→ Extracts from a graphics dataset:
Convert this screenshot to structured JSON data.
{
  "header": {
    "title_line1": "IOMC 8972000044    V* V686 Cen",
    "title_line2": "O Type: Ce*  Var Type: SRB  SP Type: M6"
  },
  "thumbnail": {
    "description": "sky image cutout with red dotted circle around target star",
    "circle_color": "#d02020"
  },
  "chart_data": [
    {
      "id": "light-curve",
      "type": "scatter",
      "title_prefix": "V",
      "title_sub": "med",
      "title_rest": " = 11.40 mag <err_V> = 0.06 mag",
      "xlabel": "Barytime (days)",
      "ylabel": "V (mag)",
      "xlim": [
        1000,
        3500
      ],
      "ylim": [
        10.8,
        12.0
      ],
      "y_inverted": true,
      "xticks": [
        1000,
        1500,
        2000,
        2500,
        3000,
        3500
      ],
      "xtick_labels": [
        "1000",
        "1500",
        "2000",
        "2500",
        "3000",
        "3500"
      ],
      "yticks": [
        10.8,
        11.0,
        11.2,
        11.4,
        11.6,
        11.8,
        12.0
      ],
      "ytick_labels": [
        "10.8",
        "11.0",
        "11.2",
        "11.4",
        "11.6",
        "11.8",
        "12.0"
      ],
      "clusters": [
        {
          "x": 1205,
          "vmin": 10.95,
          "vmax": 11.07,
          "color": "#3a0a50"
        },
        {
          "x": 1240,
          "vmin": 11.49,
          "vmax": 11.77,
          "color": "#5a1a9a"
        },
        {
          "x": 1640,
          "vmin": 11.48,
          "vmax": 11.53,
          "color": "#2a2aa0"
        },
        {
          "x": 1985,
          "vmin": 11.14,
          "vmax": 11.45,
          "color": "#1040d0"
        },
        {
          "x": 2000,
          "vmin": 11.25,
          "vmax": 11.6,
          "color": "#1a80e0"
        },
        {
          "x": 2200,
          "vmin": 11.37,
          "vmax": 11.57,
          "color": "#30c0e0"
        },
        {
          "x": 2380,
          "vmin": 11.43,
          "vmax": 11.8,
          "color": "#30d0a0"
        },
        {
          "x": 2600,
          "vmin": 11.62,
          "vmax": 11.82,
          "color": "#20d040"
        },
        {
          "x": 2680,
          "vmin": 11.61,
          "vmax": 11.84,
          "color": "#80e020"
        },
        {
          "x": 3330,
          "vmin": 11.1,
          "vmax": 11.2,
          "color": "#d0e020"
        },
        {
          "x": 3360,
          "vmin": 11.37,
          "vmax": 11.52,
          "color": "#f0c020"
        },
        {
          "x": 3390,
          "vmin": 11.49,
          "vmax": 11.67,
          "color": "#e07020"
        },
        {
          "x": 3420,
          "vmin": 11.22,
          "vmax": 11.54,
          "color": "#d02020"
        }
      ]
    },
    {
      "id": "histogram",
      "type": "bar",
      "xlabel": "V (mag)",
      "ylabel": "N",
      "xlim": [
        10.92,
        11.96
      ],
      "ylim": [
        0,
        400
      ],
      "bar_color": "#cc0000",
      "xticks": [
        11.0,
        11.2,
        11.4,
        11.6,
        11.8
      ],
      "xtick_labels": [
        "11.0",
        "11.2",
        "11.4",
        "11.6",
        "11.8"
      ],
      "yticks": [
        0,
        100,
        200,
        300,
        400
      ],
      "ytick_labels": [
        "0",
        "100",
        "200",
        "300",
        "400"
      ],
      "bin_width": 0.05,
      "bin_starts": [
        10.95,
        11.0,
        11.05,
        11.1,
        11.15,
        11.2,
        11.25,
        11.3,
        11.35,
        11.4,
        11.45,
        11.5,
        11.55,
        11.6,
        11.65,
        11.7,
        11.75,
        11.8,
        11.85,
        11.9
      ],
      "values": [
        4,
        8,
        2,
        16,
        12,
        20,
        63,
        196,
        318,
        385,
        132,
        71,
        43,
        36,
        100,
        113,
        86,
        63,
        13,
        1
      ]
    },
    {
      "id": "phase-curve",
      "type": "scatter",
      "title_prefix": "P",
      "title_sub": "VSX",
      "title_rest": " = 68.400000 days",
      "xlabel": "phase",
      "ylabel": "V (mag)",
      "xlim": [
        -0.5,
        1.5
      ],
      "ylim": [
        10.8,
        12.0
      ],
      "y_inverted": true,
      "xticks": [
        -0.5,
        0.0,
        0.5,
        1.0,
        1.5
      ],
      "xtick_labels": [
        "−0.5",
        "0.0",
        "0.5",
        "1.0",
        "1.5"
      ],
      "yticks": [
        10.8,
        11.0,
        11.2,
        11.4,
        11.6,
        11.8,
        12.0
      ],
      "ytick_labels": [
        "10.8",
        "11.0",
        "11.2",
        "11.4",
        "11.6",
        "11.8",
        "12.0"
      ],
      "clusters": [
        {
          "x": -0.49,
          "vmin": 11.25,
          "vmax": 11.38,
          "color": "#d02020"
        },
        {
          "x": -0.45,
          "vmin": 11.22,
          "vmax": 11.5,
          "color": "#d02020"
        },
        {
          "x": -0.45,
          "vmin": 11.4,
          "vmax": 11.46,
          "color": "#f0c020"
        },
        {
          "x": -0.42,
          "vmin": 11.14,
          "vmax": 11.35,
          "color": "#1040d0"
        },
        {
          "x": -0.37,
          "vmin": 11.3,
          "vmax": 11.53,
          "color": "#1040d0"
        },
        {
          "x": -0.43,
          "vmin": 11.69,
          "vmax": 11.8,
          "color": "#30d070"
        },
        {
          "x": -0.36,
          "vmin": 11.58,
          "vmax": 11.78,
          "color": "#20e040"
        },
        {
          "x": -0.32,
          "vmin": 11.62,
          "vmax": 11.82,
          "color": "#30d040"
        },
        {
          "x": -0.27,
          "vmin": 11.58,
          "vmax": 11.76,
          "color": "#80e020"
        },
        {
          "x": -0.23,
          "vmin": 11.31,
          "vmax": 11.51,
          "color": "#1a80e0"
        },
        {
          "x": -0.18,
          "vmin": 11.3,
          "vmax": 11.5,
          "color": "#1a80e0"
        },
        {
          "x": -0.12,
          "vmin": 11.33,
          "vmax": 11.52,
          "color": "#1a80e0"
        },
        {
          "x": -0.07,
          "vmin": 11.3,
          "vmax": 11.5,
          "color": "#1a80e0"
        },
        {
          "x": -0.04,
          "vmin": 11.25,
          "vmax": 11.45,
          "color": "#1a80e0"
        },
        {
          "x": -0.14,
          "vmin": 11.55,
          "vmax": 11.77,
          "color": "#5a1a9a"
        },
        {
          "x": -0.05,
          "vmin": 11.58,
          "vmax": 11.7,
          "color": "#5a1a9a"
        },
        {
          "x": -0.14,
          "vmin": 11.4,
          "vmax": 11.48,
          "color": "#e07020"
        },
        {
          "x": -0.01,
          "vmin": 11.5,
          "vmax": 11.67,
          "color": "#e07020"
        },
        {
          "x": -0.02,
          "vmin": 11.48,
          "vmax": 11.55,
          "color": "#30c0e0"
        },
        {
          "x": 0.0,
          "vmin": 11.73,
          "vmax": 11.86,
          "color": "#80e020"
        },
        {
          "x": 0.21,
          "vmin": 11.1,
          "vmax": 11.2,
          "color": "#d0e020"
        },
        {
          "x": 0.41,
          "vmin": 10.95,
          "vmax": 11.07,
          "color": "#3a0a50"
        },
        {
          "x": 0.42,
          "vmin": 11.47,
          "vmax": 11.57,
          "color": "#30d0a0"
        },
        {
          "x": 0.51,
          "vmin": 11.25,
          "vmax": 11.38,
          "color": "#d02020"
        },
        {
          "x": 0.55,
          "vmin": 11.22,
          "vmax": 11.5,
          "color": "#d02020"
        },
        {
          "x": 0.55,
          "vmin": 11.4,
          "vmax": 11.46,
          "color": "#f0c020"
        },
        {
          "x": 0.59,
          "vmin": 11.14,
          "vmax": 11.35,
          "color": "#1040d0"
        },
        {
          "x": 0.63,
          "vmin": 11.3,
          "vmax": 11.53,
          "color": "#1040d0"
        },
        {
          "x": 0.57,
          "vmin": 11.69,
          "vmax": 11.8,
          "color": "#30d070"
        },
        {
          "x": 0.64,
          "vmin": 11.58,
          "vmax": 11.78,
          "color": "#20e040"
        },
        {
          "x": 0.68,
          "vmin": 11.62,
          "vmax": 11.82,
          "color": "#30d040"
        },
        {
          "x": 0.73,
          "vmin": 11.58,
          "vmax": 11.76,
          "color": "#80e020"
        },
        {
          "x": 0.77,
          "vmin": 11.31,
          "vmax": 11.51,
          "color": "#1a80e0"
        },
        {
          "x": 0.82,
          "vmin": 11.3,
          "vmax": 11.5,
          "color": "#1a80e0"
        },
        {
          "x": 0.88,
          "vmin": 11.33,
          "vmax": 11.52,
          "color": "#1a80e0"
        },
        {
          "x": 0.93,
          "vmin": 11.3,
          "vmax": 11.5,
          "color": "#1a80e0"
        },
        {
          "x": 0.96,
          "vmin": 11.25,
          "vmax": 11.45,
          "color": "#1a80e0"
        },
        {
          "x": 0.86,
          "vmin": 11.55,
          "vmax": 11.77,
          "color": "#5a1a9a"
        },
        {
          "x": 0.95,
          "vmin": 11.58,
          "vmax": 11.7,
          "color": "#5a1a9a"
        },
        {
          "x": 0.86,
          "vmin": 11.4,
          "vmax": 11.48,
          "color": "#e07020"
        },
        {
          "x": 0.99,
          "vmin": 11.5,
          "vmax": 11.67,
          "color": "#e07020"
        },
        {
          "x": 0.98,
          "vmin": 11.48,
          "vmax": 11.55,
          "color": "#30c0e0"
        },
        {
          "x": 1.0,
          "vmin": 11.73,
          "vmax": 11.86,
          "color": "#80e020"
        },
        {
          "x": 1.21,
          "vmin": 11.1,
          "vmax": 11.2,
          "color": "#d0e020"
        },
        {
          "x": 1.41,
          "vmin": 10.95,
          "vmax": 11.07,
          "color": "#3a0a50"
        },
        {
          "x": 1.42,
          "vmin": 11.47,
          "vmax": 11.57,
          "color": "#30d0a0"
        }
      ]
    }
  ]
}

→ Set exercise: Report how many lines of the listing hold the string "days", giving only the number.

→ Reply: 2